=== Data excerpts ===
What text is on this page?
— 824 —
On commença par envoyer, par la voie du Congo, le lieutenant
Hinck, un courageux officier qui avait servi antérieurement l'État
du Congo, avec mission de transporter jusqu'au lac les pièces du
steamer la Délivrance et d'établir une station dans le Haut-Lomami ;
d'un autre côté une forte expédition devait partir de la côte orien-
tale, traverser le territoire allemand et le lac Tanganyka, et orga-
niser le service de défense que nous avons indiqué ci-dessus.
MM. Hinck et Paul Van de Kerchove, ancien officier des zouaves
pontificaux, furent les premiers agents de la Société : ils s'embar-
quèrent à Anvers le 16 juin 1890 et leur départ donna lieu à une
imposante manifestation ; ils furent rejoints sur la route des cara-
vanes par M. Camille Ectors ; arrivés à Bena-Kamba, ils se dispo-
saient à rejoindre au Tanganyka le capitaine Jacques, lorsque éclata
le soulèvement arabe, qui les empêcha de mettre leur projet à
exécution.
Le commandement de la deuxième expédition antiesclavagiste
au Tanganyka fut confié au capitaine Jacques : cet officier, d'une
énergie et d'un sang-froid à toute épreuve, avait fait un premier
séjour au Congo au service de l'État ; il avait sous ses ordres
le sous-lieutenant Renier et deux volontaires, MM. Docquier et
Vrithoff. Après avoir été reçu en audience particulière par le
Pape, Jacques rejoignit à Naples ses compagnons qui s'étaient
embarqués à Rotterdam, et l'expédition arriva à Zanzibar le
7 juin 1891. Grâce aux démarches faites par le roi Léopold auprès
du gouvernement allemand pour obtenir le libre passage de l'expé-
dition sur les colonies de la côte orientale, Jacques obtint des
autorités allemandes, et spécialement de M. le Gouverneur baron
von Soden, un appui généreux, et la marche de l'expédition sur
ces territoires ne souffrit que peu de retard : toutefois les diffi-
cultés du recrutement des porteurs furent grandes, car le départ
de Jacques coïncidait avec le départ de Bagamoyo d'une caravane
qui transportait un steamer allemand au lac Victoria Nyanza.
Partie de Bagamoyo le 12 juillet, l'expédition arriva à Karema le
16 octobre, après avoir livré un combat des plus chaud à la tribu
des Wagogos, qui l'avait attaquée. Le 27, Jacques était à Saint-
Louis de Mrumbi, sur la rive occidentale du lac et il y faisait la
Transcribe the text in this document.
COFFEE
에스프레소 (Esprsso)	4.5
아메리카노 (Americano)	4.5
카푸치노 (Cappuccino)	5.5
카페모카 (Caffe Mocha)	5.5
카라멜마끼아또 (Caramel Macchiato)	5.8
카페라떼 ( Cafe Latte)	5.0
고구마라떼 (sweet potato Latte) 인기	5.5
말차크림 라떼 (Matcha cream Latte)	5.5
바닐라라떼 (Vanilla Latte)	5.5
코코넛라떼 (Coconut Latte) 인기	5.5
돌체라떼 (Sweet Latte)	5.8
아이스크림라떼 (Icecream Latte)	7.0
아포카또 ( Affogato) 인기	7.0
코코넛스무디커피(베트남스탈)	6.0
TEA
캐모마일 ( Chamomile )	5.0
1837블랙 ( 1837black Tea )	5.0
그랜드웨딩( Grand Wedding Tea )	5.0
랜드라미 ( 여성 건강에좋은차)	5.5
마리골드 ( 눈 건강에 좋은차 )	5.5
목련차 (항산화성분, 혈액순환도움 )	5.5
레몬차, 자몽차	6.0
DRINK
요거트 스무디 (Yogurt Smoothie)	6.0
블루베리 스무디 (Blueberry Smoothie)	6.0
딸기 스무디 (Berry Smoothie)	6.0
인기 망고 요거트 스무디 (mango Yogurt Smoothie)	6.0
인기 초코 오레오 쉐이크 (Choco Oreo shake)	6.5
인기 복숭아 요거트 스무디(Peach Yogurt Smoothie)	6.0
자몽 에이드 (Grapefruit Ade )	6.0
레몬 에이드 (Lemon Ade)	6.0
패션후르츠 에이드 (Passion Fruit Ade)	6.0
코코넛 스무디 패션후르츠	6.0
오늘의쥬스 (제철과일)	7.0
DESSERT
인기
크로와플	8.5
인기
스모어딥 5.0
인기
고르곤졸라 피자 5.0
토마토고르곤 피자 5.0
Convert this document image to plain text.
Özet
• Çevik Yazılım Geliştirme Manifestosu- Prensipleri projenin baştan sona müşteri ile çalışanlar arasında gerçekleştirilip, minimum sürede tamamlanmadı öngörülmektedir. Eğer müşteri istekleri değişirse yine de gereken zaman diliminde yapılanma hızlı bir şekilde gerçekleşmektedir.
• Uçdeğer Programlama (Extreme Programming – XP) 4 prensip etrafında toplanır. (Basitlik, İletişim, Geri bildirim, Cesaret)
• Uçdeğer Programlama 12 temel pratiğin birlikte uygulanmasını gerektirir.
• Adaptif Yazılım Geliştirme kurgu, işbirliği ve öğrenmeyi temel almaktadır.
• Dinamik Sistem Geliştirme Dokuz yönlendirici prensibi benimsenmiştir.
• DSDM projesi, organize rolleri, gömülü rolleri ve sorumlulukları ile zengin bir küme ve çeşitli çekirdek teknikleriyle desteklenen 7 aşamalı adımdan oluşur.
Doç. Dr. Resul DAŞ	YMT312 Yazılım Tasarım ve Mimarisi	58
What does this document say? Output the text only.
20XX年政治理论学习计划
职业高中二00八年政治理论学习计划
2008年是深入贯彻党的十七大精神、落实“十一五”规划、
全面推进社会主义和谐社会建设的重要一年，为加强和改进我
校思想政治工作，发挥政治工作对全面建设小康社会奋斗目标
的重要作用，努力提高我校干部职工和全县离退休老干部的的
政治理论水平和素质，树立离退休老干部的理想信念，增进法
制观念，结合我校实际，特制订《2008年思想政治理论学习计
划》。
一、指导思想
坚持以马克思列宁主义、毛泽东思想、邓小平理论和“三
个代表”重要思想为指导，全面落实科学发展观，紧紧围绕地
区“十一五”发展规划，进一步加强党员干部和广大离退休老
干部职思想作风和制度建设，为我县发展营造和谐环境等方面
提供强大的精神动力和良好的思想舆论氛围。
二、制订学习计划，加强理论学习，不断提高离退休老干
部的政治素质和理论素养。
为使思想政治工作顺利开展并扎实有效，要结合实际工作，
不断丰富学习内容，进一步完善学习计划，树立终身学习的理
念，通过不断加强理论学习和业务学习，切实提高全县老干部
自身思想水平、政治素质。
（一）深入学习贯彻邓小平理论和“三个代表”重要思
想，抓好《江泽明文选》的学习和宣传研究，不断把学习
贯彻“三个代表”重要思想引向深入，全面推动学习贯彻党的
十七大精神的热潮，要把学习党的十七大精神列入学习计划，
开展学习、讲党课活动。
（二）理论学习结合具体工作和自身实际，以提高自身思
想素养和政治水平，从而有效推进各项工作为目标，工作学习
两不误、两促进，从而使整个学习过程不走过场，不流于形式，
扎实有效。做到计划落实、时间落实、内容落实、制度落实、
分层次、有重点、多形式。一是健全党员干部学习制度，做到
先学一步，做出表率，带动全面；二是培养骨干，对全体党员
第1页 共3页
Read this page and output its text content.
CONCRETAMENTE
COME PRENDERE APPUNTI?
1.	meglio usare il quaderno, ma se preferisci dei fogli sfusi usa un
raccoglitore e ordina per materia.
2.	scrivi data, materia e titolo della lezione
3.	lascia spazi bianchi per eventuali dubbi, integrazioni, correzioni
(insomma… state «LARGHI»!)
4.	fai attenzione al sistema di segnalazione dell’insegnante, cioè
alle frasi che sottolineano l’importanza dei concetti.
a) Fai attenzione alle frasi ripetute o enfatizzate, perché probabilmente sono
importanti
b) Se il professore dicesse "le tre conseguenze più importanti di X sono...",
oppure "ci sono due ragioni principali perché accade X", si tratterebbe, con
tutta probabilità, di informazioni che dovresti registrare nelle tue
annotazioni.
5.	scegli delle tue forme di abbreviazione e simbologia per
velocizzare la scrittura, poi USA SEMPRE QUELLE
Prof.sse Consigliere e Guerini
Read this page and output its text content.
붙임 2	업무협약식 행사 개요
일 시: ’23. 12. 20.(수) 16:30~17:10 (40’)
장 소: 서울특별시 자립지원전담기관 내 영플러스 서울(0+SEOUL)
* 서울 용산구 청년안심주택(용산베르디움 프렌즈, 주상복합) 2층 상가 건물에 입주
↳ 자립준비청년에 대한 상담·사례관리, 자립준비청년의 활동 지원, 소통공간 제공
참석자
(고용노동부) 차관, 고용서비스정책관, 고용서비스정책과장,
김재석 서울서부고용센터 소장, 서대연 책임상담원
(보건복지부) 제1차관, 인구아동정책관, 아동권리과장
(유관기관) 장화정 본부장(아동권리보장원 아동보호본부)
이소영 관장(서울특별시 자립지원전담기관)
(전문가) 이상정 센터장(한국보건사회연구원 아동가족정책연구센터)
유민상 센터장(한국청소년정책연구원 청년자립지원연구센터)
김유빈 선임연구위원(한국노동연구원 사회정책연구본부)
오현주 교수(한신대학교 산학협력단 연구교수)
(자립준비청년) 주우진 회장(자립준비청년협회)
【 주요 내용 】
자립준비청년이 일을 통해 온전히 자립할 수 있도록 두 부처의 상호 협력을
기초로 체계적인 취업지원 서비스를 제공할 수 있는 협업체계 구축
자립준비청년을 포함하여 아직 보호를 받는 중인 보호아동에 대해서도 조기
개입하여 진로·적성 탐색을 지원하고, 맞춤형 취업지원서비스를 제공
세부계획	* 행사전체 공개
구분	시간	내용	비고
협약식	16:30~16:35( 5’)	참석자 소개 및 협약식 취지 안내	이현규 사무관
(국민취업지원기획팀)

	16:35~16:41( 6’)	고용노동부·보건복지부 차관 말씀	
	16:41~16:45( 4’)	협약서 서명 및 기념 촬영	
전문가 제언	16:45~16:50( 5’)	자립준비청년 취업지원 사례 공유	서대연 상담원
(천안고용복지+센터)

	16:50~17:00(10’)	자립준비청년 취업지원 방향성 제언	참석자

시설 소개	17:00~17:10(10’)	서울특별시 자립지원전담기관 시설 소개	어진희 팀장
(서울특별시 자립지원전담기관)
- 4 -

=== STATED PROBLEM ===
Copy each line above that contains the word "lieutenant".

=== FINISHED ANSWER ===
On commença par envoyer, par la voie du Congo, le lieutenant
le sous-lieutenant Renier et deux volontaires, MM. Docquier et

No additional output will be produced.